_DATASET:_
▶

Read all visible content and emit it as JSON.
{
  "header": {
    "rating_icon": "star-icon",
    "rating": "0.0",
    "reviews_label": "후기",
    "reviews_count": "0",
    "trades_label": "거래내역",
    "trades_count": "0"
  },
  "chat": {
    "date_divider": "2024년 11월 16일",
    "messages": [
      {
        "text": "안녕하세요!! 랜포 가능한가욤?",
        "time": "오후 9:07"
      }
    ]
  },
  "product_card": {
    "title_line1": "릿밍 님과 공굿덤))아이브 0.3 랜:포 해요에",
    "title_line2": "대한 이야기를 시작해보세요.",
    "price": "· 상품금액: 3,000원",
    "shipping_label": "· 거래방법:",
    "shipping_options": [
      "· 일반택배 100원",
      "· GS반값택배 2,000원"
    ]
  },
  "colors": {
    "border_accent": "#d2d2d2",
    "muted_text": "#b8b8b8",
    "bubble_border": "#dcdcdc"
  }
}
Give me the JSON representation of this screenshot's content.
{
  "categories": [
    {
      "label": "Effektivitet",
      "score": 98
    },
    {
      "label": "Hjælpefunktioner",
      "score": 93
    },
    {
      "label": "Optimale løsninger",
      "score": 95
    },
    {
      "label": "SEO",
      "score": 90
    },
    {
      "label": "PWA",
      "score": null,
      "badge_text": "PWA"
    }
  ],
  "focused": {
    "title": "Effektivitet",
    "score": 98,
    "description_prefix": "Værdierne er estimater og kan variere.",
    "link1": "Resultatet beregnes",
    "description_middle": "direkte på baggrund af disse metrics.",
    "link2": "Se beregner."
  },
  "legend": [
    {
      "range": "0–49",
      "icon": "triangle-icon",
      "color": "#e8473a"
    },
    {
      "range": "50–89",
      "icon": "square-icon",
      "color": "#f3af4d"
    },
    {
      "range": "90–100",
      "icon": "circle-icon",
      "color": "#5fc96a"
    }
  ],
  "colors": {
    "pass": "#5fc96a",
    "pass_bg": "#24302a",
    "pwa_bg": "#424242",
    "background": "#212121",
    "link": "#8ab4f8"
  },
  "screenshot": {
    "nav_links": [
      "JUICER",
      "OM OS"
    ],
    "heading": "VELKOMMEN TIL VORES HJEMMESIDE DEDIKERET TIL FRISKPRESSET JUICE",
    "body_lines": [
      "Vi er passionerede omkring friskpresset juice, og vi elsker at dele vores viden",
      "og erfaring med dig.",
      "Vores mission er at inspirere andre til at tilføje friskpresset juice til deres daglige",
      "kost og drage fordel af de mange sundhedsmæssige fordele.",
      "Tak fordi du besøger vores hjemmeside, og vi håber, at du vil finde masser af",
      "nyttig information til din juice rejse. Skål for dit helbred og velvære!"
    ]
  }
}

◀

_WHAT IS BEING ASKED:_
All lines from the one containing "Give me the" through the end of the records, both ends included, are to be quoted exactly; please add nothing else.

_RESPONSE FOR THIS EXERCISE:_
Give me the JSON representation of this screenshot's content.
{
  "categories": [
    {
      "label": "Effektivitet",
      "score": 98
    },
    {
      "label": "Hjælpefunktioner",
      "score": 93
    },
    {
      "label": "Optimale løsninger",
      "score": 95
    },
    {
      "label": "SEO",
      "score": 90
    },
    {
      "label": "PWA",
      "score": null,
      "badge_text": "PWA"
    }
  ],
  "focused": {
    "title": "Effektivitet",
    "score": 98,
    "description_prefix": "Værdierne er estimater og kan variere.",
    "link1": "Resultatet beregnes",
    "description_middle": "direkte på baggrund af disse metrics.",
    "link2": "Se beregner."
  },
  "legend": [
    {
      "range": "0–49",
      "icon": "triangle-icon",
      "color": "#e8473a"
    },
    {
      "range": "50–89",
      "icon": "square-icon",
      "color": "#f3af4d"
    },
    {
      "range": "90–100",
      "icon": "circle-icon",
      "color": "#5fc96a"
    }
  ],
  "colors": {
    "pass": "#5fc96a",
    "pass_bg": "#24302a",
    "pwa_bg": "#424242",
    "background": "#212121",
    "link": "#8ab4f8"
  },
  "screenshot": {
    "nav_links": [
      "JUICER",
      "OM OS"
    ],
    "heading": "VELKOMMEN TIL VORES HJEMMESIDE DEDIKERET TIL FRISKPRESSET JUICE",
    "body_lines": [
      "Vi er passionerede omkring friskpresset juice, og vi elsker at dele vores viden",
      "og erfaring med dig.",
      "Vores mission er at inspirere andre til at tilføje friskpresset juice til deres daglige",
      "kost og drage fordel af de mange sundhedsmæssige fordele.",
      "Tak fordi du besøger vores hjemmeside, og vi håber, at du vil finde masser af",
      "nyttig information til din juice rejse. Skål for dit helbred og velvære!"
    ]
  }
}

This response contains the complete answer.